Records from a collection of figures
· · · · · · ·

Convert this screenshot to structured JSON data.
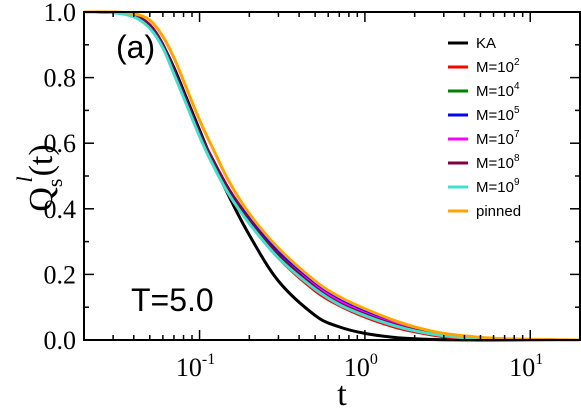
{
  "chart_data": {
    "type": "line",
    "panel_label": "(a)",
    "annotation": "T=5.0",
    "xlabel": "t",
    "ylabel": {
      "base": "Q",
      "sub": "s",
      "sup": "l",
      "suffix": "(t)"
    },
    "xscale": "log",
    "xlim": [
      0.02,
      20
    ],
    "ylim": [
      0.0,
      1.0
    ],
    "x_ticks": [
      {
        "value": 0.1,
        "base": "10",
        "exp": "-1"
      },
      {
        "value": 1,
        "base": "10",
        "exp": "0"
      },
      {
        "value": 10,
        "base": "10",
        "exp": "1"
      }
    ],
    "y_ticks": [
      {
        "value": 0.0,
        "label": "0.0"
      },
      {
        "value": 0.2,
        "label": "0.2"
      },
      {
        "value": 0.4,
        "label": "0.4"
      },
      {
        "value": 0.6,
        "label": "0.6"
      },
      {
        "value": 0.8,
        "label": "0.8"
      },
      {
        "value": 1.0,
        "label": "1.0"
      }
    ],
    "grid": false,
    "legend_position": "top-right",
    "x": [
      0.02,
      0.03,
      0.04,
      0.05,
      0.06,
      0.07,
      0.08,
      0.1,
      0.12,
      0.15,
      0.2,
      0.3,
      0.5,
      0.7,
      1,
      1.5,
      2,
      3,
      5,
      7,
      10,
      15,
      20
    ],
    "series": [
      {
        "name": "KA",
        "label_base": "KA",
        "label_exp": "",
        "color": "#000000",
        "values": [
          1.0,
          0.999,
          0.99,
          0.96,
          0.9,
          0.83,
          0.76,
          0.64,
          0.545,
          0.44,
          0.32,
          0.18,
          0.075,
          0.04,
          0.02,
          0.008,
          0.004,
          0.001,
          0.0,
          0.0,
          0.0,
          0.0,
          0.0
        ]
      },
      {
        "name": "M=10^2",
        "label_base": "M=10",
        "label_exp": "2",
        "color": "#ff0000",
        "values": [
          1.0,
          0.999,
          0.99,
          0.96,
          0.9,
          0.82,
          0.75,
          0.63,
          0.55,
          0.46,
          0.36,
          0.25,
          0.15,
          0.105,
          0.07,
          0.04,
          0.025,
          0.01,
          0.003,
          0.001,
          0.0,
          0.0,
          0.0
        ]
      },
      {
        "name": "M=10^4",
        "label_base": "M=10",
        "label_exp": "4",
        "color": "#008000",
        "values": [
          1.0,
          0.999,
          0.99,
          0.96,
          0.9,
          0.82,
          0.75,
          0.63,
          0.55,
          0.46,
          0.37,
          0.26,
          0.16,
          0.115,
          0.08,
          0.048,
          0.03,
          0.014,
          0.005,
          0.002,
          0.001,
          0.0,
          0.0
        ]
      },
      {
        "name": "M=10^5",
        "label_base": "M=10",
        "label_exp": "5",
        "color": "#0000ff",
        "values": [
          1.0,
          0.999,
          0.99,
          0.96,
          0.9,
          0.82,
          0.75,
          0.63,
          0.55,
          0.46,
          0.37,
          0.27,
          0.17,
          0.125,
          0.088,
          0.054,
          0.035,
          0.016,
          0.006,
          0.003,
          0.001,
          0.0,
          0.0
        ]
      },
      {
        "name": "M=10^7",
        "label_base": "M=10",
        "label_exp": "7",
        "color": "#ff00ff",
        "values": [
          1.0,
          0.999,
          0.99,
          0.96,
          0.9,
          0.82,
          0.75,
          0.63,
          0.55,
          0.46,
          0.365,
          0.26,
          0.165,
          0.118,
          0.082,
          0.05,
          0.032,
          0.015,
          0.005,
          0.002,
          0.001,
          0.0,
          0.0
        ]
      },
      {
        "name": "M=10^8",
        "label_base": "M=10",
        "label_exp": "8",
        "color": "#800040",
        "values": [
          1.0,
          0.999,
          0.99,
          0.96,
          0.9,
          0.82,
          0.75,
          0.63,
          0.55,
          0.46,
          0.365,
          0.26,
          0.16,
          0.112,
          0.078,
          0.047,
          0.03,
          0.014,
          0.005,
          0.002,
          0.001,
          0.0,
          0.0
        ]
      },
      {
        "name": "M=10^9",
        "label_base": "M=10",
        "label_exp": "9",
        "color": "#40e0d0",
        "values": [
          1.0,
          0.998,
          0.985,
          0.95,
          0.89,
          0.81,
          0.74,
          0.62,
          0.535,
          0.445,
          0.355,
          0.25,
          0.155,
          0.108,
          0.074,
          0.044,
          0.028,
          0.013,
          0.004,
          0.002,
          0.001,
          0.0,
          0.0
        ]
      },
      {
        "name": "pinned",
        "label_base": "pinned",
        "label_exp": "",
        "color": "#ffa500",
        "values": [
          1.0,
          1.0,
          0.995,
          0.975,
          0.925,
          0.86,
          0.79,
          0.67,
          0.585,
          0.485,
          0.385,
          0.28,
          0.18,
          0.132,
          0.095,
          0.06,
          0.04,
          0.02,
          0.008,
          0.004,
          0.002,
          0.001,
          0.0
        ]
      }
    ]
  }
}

· · · · · · ·

AIM OF THE TASK
Extract, from the material above, each line holding the word "color".

TASK ANSWER
        "color": "#000000",
        "color": "#ff0000",
        "color": "#008000",
        "color": "#0000ff",
        "color": "#ff00ff",
        "color": "#800040",
        "color": "#40e0d0",
        "color": "#ffa500",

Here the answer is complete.